* _TASK STATEMENT_
Across the entries below, how many lines contain the string "your"? Give only the count.

* _DATASET ROWS_
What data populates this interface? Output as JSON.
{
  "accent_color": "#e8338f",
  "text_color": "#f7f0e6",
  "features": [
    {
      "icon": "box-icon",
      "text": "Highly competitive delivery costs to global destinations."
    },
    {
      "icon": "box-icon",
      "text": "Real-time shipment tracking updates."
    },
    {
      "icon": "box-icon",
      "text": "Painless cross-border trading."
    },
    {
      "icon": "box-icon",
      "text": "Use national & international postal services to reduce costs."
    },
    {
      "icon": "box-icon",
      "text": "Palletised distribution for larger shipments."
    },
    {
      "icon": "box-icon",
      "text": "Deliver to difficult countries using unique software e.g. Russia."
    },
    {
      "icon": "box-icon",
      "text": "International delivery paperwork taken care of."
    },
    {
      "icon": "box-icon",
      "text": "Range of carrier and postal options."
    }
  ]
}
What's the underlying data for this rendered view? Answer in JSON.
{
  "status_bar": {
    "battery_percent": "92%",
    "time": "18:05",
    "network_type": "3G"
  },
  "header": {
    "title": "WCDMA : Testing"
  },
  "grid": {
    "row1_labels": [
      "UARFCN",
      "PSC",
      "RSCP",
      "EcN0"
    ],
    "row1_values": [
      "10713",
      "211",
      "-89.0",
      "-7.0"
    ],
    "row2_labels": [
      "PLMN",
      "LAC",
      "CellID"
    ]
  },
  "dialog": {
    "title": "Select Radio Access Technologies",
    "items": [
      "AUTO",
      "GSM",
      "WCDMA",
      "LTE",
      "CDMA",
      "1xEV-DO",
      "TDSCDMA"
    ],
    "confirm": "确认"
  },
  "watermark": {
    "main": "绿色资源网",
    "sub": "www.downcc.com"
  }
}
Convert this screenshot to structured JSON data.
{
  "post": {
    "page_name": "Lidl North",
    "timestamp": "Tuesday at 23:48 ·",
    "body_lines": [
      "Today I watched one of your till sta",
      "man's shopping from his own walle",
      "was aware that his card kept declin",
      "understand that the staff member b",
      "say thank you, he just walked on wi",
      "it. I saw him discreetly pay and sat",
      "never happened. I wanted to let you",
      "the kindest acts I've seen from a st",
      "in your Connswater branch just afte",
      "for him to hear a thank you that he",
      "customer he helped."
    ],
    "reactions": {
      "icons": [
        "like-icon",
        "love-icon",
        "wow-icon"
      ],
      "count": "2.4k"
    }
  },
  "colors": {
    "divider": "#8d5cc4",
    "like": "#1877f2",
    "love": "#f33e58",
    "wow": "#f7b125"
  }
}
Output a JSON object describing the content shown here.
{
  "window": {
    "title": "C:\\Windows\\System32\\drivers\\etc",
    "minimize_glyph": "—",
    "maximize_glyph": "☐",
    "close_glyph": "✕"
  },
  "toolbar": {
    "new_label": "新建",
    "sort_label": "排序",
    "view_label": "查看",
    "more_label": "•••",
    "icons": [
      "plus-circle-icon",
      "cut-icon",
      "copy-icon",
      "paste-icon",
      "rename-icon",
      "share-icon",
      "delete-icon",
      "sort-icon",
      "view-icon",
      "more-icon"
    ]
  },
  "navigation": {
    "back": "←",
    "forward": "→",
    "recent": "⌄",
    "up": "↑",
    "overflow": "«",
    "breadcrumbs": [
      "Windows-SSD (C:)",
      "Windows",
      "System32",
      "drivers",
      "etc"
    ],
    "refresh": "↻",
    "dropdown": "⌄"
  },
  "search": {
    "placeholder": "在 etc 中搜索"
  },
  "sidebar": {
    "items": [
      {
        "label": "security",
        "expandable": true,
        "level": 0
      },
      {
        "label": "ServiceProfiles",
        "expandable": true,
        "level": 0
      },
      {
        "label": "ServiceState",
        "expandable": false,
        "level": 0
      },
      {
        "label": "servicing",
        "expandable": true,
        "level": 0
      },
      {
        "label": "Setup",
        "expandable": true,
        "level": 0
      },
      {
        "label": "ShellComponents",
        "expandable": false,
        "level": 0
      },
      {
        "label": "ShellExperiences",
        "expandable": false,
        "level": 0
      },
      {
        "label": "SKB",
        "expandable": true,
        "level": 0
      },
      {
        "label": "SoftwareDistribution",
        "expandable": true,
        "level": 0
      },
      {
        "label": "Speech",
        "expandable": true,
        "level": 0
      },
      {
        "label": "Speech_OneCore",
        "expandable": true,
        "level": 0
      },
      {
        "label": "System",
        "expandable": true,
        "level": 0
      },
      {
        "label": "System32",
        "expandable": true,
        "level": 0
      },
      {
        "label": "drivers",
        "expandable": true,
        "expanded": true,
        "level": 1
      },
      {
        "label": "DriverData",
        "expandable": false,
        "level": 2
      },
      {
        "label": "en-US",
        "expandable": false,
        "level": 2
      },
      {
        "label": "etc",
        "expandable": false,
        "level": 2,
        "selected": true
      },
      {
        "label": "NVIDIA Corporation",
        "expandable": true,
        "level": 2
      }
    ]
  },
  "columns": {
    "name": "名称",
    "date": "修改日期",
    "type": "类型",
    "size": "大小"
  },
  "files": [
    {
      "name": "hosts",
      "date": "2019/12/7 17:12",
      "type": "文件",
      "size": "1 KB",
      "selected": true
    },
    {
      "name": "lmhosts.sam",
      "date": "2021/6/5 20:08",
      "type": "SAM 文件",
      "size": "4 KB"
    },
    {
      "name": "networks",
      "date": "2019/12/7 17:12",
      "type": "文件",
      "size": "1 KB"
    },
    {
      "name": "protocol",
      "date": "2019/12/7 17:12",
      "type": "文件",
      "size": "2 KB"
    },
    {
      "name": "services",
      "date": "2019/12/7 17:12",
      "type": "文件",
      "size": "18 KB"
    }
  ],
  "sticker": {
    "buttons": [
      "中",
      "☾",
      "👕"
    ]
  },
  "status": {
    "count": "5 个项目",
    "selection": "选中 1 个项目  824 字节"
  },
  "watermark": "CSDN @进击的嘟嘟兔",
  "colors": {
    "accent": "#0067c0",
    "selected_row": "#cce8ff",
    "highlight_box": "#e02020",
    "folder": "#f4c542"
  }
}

* _EXERCISE RESPONSE_
2